Filter the listing below, copying every line in which the word "date" appears.

____ GIVEN INFORMATION

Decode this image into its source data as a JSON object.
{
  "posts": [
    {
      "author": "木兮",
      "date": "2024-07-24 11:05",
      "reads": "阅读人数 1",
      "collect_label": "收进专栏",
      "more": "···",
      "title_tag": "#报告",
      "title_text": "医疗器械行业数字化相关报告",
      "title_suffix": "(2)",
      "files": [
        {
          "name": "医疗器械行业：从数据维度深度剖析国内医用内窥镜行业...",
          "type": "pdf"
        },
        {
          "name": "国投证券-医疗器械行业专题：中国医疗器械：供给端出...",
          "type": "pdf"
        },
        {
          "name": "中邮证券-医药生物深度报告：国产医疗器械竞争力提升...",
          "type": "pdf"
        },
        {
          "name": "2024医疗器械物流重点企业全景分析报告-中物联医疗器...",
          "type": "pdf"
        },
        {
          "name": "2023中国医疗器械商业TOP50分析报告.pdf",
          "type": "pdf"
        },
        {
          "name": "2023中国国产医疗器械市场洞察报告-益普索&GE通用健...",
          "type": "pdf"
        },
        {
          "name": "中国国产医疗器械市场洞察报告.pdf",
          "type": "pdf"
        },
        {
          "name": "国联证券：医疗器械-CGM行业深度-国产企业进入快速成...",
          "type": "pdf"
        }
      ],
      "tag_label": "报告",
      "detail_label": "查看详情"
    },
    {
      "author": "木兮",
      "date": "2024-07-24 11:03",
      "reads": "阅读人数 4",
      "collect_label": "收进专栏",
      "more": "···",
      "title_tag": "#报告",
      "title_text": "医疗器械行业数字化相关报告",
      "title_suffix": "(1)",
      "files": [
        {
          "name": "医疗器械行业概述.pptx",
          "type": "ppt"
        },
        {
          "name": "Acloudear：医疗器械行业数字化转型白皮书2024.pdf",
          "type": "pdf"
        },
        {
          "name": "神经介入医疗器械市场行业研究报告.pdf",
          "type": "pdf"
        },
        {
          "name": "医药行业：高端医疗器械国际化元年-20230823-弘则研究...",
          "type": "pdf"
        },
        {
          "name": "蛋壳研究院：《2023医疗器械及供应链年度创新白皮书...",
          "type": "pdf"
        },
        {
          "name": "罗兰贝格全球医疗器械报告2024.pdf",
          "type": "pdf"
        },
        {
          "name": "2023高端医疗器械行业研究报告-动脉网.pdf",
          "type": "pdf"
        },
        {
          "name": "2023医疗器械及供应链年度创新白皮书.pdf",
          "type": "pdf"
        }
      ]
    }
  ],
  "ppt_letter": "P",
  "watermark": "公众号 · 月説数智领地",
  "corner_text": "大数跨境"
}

________

* _EXERCISE SOLUTION_:
      "date": "2024-07-24 11:05",
      "date": "2024-07-24 11:03",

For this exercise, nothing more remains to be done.